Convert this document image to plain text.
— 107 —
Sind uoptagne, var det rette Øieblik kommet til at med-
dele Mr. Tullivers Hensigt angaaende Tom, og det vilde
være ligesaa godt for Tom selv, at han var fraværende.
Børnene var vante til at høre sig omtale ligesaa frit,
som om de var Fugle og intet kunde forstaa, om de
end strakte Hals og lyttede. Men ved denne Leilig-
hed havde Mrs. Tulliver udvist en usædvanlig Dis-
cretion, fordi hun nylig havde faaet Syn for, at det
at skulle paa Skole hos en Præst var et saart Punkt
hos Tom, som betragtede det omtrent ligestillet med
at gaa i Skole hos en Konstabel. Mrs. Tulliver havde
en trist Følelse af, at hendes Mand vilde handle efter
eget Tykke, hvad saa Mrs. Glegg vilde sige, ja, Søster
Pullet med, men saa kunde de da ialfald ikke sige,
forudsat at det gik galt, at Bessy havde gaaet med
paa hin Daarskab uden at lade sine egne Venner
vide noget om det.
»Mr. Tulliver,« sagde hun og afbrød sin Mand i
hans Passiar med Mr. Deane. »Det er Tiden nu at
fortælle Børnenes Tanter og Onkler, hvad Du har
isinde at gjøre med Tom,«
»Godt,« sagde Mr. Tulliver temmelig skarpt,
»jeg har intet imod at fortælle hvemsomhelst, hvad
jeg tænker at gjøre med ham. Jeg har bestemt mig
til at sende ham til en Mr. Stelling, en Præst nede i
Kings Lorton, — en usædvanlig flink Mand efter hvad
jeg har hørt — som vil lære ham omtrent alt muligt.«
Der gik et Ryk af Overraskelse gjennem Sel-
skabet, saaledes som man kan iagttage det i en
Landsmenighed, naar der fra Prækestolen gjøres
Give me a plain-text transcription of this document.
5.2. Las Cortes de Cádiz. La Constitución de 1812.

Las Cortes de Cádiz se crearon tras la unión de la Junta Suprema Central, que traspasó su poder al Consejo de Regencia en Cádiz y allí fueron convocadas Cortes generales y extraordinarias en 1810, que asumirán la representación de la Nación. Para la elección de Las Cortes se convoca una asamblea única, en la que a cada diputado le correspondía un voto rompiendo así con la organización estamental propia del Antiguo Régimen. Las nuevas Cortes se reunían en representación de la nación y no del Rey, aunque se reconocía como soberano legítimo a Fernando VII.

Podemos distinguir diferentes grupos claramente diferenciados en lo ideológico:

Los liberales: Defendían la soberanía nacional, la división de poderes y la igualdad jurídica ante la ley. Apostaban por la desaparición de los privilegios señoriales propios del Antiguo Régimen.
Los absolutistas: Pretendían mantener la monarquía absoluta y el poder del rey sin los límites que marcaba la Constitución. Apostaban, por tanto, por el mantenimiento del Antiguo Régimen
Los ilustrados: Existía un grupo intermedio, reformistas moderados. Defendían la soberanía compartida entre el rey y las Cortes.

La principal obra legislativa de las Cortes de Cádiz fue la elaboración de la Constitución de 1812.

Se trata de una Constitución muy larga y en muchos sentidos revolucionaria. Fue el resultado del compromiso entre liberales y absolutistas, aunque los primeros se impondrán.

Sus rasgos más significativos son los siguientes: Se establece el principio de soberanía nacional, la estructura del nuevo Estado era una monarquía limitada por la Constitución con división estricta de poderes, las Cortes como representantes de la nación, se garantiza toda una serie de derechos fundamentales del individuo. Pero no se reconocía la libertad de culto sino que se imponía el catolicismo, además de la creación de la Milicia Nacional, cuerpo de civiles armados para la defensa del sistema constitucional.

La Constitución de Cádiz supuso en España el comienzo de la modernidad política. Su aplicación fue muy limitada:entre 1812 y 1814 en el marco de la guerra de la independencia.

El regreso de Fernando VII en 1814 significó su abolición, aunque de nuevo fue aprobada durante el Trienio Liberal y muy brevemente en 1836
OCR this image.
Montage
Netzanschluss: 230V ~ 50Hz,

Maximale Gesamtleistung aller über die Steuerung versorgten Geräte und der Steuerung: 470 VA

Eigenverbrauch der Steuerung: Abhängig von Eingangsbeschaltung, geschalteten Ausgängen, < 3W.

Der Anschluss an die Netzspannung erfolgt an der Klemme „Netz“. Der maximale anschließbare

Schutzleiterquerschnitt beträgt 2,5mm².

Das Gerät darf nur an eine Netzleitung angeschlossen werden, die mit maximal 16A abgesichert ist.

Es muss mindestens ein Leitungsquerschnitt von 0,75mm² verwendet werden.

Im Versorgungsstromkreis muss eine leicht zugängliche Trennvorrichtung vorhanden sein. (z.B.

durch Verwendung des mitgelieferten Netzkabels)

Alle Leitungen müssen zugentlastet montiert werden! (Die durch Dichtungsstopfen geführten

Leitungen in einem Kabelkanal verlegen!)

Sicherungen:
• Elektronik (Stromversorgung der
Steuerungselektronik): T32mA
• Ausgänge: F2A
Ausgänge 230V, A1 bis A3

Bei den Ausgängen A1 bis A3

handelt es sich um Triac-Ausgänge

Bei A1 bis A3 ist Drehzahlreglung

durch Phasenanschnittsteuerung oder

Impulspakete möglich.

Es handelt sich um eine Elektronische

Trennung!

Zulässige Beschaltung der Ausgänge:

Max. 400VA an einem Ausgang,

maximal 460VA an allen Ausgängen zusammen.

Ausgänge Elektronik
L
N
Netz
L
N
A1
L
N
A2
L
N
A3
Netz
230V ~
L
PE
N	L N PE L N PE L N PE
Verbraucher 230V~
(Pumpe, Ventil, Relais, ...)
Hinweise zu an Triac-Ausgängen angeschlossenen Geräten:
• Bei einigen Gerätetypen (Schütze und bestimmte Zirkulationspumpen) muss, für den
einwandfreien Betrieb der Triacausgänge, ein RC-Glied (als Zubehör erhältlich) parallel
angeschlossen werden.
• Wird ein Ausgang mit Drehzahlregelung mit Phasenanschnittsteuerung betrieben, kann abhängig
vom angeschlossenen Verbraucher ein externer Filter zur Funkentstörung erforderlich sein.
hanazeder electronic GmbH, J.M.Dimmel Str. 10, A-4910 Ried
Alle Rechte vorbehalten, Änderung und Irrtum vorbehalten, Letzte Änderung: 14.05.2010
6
#####
Extract the complete listing above, reproducing each line exactly.

Worked solution:
Convert this document image to plain text.
— 107 —
Sind uoptagne, var det rette Øieblik kommet til at med-
dele Mr. Tullivers Hensigt angaaende Tom, og det vilde
være ligesaa godt for Tom selv, at han var fraværende.
Børnene var vante til at høre sig omtale ligesaa frit,
som om de var Fugle og intet kunde forstaa, om de
end strakte Hals og lyttede. Men ved denne Leilig-
hed havde Mrs. Tulliver udvist en usædvanlig Dis-
cretion, fordi hun nylig havde faaet Syn for, at det
at skulle paa Skole hos en Præst var et saart Punkt
hos Tom, som betragtede det omtrent ligestillet med
at gaa i Skole hos en Konstabel. Mrs. Tulliver havde
en trist Følelse af, at hendes Mand vilde handle efter
eget Tykke, hvad saa Mrs. Glegg vilde sige, ja, Søster
Pullet med, men saa kunde de da ialfald ikke sige,
forudsat at det gik galt, at Bessy havde gaaet med
paa hin Daarskab uden at lade sine egne Venner
vide noget om det.
»Mr. Tulliver,« sagde hun og afbrød sin Mand i
hans Passiar med Mr. Deane. »Det er Tiden nu at
fortælle Børnenes Tanter og Onkler, hvad Du har
isinde at gjøre med Tom,«
»Godt,« sagde Mr. Tulliver temmelig skarpt,
»jeg har intet imod at fortælle hvemsomhelst, hvad
jeg tænker at gjøre med ham. Jeg har bestemt mig
til at sende ham til en Mr. Stelling, en Præst nede i
Kings Lorton, — en usædvanlig flink Mand efter hvad
jeg har hørt — som vil lære ham omtrent alt muligt.«
Der gik et Ryk af Overraskelse gjennem Sel-
skabet, saaledes som man kan iagttage det i en
Landsmenighed, naar der fra Prækestolen gjøres
Give me a plain-text transcription of this document.
5.2. Las Cortes de Cádiz. La Constitución de 1812.

Las Cortes de Cádiz se crearon tras la unión de la Junta Suprema Central, que traspasó su poder al Consejo de Regencia en Cádiz y allí fueron convocadas Cortes generales y extraordinarias en 1810, que asumirán la representación de la Nación. Para la elección de Las Cortes se convoca una asamblea única, en la que a cada diputado le correspondía un voto rompiendo así con la organización estamental propia del Antiguo Régimen. Las nuevas Cortes se reunían en representación de la nación y no del Rey, aunque se reconocía como soberano legítimo a Fernando VII.

Podemos distinguir diferentes grupos claramente diferenciados en lo ideológico:

Los liberales: Defendían la soberanía nacional, la división de poderes y la igualdad jurídica ante la ley. Apostaban por la desaparición de los privilegios señoriales propios del Antiguo Régimen.
Los absolutistas: Pretendían mantener la monarquía absoluta y el poder del rey sin los límites que marcaba la Constitución. Apostaban, por tanto, por el mantenimiento del Antiguo Régimen
Los ilustrados: Existía un grupo intermedio, reformistas moderados. Defendían la soberanía compartida entre el rey y las Cortes.

La principal obra legislativa de las Cortes de Cádiz fue la elaboración de la Constitución de 1812.

Se trata de una Constitución muy larga y en muchos sentidos revolucionaria. Fue el resultado del compromiso entre liberales y absolutistas, aunque los primeros se impondrán.

Sus rasgos más significativos son los siguientes: Se establece el principio de soberanía nacional, la estructura del nuevo Estado era una monarquía limitada por la Constitución con división estricta de poderes, las Cortes como representantes de la nación, se garantiza toda una serie de derechos fundamentales del individuo. Pero no se reconocía la libertad de culto sino que se imponía el catolicismo, además de la creación de la Milicia Nacional, cuerpo de civiles armados para la defensa del sistema constitucional.

La Constitución de Cádiz supuso en España el comienzo de la modernidad política. Su aplicación fue muy limitada:entre 1812 y 1814 en el marco de la guerra de la independencia.

El regreso de Fernando VII en 1814 significó su abolición, aunque de nuevo fue aprobada durante el Trienio Liberal y muy brevemente en 1836
OCR this image.
Montage
Netzanschluss: 230V ~ 50Hz,

Maximale Gesamtleistung aller über die Steuerung versorgten Geräte und der Steuerung: 470 VA

Eigenverbrauch der Steuerung: Abhängig von Eingangsbeschaltung, geschalteten Ausgängen, < 3W.

Der Anschluss an die Netzspannung erfolgt an der Klemme „Netz“. Der maximale anschließbare

Schutzleiterquerschnitt beträgt 2,5mm².

Das Gerät darf nur an eine Netzleitung angeschlossen werden, die mit maximal 16A abgesichert ist.

Es muss mindestens ein Leitungsquerschnitt von 0,75mm² verwendet werden.

Im Versorgungsstromkreis muss eine leicht zugängliche Trennvorrichtung vorhanden sein. (z.B.

durch Verwendung des mitgelieferten Netzkabels)

Alle Leitungen müssen zugentlastet montiert werden! (Die durch Dichtungsstopfen geführten

Leitungen in einem Kabelkanal verlegen!)

Sicherungen:
• Elektronik (Stromversorgung der
Steuerungselektronik): T32mA
• Ausgänge: F2A
Ausgänge 230V, A1 bis A3

Bei den Ausgängen A1 bis A3

handelt es sich um Triac-Ausgänge

Bei A1 bis A3 ist Drehzahlreglung

durch Phasenanschnittsteuerung oder

Impulspakete möglich.

Es handelt sich um eine Elektronische

Trennung!

Zulässige Beschaltung der Ausgänge:

Max. 400VA an einem Ausgang,

maximal 460VA an allen Ausgängen zusammen.

Ausgänge Elektronik
L
N
Netz
L
N
A1
L
N
A2
L
N
A3
Netz
230V ~
L
PE
N	L N PE L N PE L N PE
Verbraucher 230V~
(Pumpe, Ventil, Relais, ...)
Hinweise zu an Triac-Ausgängen angeschlossenen Geräten:
• Bei einigen Gerätetypen (Schütze und bestimmte Zirkulationspumpen) muss, für den
einwandfreien Betrieb der Triacausgänge, ein RC-Glied (als Zubehör erhältlich) parallel
angeschlossen werden.
• Wird ein Ausgang mit Drehzahlregelung mit Phasenanschnittsteuerung betrieben, kann abhängig
vom angeschlossenen Verbraucher ein externer Filter zur Funkentstörung erforderlich sein.
hanazeder electronic GmbH, J.M.Dimmel Str. 10, A-4910 Ried
Alle Rechte vorbehalten, Änderung und Irrtum vorbehalten, Letzte Änderung: 14.05.2010
6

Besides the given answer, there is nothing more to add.